Supplied text ->
Treasury begins modernization of its HR systems

The Treasury Department has begun an agencywide modernization of its human resources
systems with the rollout of common software at two of its bureaus.

The department has installed human resources software from PeopleSoft Inc. of
Pleasanton, Calif., at the Bureau of Alcohol, Tobacco and Firearms and the Office of the
Comptroller of the Currency.

The department estimates the net benefits from implementing a common agencywide system
at $271 million, said Kay Clarey, program director of Treasury’s Human Resources
System Program Office.

“The department wants to eliminate the overhead costs of maintaining the majority
of the legacy standalone human resource systems,” said Ann H. Albin, strategic
planning manager of Treasury’s HR Program Office.

In August 1996, Treasury learned that the IRS and Customs Service wanted to use
PeopleSoft to modernize human resource functions, such as compensation, salary, training
administration, career planning and employee labor relations.

Other bureaus had also talked independently to the company about using the product,
Albin said.

The department held a meeting with bureau human resources officials and information
systems managers to discuss modernizing its more than 90 human resource systems.

Treasury decided on PeopleSoft, purchased an agencywide license and developed a
10-year, $335 million system project, with $150 million allocated for investment costs and
$185 million for managing and operating the project, Albin said.

“We chose PeopleSoft because it was the most robust product in the federal
marketplace, the company was financially stable and it had the flexibility to run on
different platforms,” Albin said.

Treasury established the HR System Program Office to lead the effort and coordinate
implementation activities across bureaus.

The department chose ATF for the first PeopleSoft implementation because the bureau
had, as a result of a lawsuit, an urgent need to get the system running. Treasury
completed the ATF installation the third week of August last year, with the application
running there on a Digital Equipment Corp. Alpha 400 server, Albin said.

Treasury installed PeopleSoft at OCC in September. The department has plans to install
the application this year at the IRS, Mint and departmental offices; in 2000 at the
Financial Management Service, Customs, the Secret Service, Public Debt and the Inspector
General’s Office; and in 2001 at Engraving and Printing, the Federal Law Enforcement
Training Center and the Office of Thrift Supervision, Albin said.

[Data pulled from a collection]
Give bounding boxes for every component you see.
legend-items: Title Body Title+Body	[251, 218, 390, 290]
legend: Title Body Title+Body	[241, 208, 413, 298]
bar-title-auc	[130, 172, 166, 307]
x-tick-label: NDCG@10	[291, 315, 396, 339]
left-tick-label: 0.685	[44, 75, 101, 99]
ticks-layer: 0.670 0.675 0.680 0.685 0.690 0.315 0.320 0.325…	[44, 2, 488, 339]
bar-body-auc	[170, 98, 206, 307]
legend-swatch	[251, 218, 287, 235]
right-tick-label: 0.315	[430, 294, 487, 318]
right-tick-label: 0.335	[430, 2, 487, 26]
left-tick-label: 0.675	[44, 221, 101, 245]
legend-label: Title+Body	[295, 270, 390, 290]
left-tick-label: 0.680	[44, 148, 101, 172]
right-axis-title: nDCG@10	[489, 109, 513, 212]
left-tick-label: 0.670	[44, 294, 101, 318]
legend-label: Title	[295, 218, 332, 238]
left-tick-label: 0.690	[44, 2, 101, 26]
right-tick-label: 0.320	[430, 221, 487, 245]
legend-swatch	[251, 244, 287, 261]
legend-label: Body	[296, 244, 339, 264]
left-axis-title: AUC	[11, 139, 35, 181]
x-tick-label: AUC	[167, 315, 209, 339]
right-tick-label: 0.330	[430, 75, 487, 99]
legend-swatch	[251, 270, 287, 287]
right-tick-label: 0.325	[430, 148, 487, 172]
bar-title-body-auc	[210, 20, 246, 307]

Instructions for the task ->
According to the article on Treasury's HR systems, what net benefits did the department estimate from a common agencywide system? These entries come from a different source than the article.

Answer box ->
$271 million.